***** Data for this task *****
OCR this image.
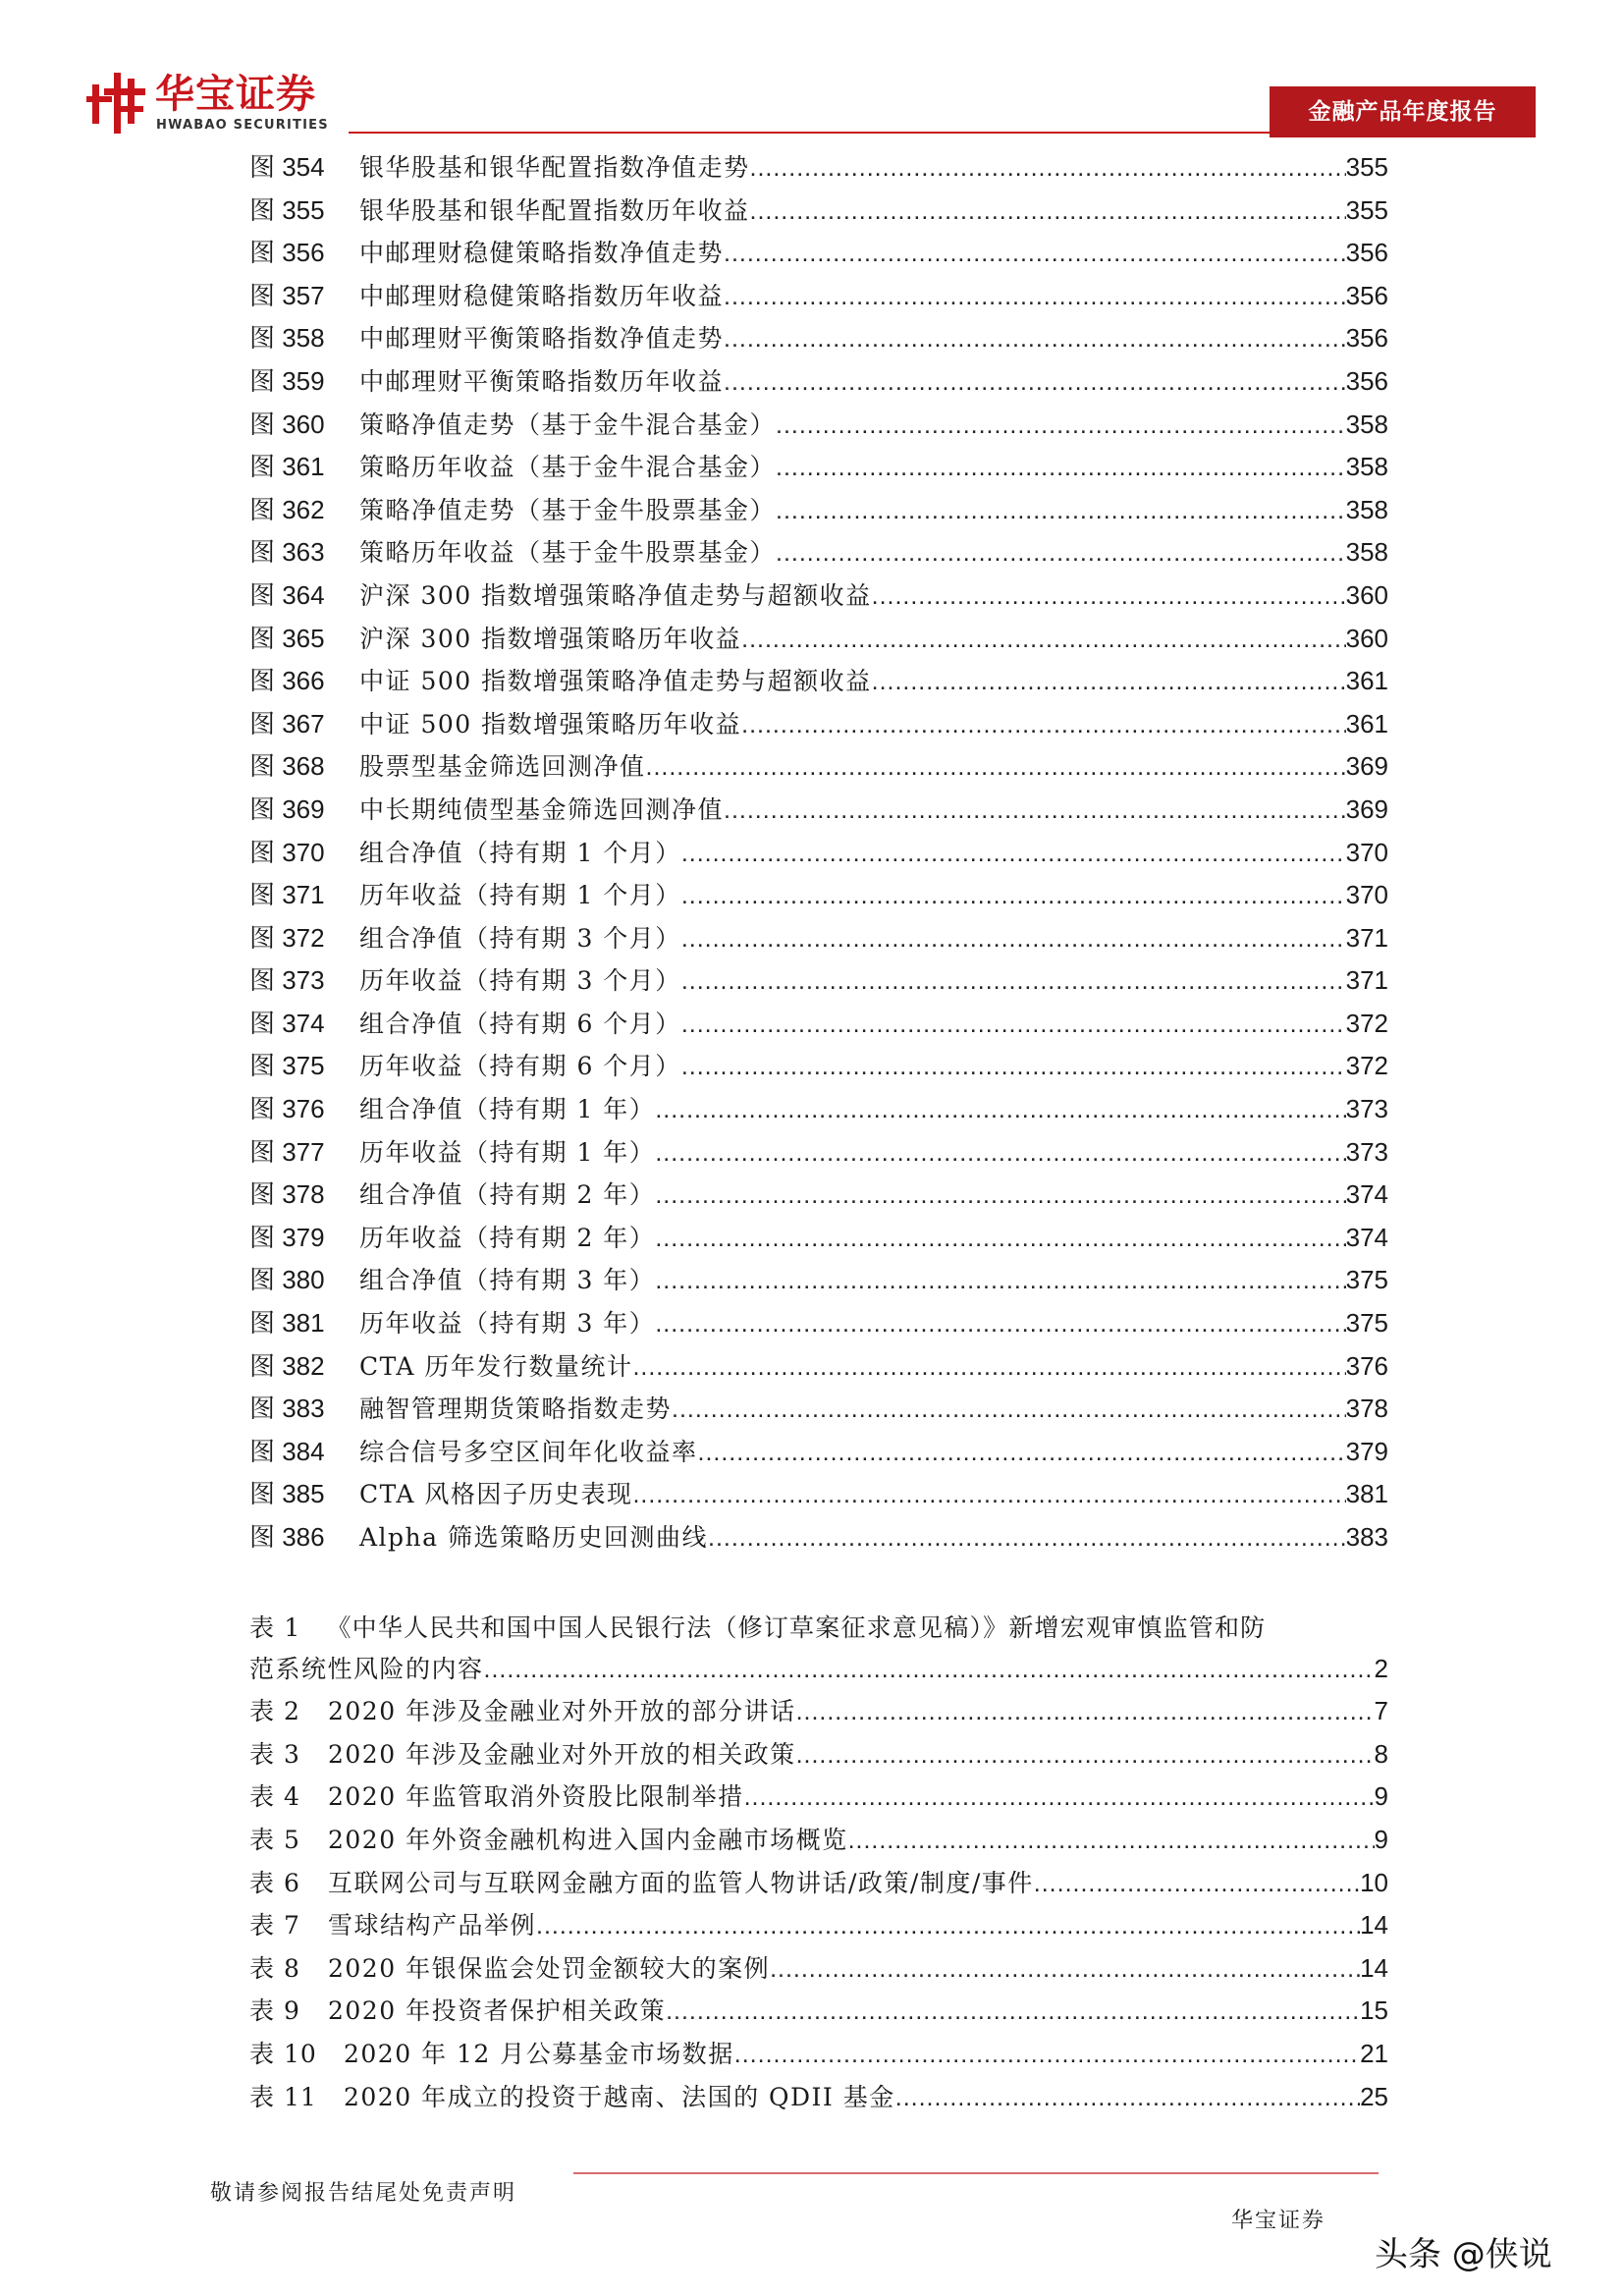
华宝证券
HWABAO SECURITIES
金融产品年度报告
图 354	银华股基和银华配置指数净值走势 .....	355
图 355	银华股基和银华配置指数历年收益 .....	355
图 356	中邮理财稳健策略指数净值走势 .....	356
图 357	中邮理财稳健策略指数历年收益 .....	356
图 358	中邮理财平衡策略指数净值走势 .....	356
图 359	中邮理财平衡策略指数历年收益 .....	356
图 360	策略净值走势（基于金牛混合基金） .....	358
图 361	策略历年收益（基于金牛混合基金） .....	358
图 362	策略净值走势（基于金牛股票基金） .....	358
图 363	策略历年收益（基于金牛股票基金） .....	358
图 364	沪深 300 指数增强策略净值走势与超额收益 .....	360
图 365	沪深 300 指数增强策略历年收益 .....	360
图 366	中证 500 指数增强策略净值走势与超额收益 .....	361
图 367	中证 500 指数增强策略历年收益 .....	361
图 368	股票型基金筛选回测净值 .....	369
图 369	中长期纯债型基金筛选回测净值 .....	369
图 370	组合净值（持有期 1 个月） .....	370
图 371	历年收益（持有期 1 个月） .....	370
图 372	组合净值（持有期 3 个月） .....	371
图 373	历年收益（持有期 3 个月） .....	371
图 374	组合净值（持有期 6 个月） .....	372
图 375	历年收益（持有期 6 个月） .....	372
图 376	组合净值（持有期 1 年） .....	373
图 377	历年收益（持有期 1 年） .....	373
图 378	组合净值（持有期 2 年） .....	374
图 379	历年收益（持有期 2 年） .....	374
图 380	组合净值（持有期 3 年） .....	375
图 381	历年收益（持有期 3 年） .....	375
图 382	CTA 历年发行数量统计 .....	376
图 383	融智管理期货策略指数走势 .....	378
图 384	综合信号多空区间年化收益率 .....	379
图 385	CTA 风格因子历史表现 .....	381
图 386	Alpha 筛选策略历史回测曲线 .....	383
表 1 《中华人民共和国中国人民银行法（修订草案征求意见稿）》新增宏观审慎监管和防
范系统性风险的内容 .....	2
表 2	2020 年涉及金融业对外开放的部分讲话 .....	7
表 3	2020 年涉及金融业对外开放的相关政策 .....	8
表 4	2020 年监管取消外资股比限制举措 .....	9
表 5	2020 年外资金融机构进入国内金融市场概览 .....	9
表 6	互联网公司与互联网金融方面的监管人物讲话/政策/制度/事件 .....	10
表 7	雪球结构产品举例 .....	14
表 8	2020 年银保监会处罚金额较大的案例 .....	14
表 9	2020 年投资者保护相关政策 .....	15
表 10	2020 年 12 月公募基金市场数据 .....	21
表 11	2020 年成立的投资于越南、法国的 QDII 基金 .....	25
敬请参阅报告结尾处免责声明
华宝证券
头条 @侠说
*****
***** Data for this task *****
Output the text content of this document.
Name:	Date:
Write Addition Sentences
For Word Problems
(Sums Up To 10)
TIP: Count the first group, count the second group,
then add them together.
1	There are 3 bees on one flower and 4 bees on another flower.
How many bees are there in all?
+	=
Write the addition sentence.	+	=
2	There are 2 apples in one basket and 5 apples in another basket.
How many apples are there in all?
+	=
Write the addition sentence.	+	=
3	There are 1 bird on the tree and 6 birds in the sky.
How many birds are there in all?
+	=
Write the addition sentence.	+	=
*****
***** Data for this task *****
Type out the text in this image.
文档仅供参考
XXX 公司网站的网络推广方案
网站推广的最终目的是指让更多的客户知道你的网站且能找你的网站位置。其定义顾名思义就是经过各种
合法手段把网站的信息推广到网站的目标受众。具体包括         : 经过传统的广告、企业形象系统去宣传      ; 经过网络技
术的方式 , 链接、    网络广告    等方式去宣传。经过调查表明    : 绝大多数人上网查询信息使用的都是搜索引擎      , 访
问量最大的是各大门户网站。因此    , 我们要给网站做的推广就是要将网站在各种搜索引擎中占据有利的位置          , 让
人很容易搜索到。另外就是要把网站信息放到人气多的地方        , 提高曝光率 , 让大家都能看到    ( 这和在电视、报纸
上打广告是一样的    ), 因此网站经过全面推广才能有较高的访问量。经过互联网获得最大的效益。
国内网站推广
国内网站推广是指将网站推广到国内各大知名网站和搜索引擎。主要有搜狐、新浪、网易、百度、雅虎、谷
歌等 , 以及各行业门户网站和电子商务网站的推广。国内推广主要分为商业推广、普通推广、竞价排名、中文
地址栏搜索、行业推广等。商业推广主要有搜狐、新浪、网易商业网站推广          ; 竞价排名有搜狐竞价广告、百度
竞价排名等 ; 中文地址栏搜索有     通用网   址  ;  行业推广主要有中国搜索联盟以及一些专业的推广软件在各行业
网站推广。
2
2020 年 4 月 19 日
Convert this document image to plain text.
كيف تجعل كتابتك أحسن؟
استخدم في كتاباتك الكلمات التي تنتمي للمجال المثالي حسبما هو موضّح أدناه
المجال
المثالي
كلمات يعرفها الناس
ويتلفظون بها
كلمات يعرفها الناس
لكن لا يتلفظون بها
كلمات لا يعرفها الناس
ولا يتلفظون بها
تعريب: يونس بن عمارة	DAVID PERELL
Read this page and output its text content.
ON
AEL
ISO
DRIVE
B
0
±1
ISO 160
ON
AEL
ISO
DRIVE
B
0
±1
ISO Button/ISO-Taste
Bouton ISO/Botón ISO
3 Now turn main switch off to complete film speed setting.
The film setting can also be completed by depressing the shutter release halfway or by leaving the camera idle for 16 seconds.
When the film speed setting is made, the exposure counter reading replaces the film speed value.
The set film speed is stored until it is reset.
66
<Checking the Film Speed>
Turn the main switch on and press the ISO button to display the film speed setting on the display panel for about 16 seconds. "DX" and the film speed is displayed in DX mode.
*****
• _Direction_
Return from the data every line that holds "content".

• _Response_
Output the text content of this document.
Read this page and output its text content.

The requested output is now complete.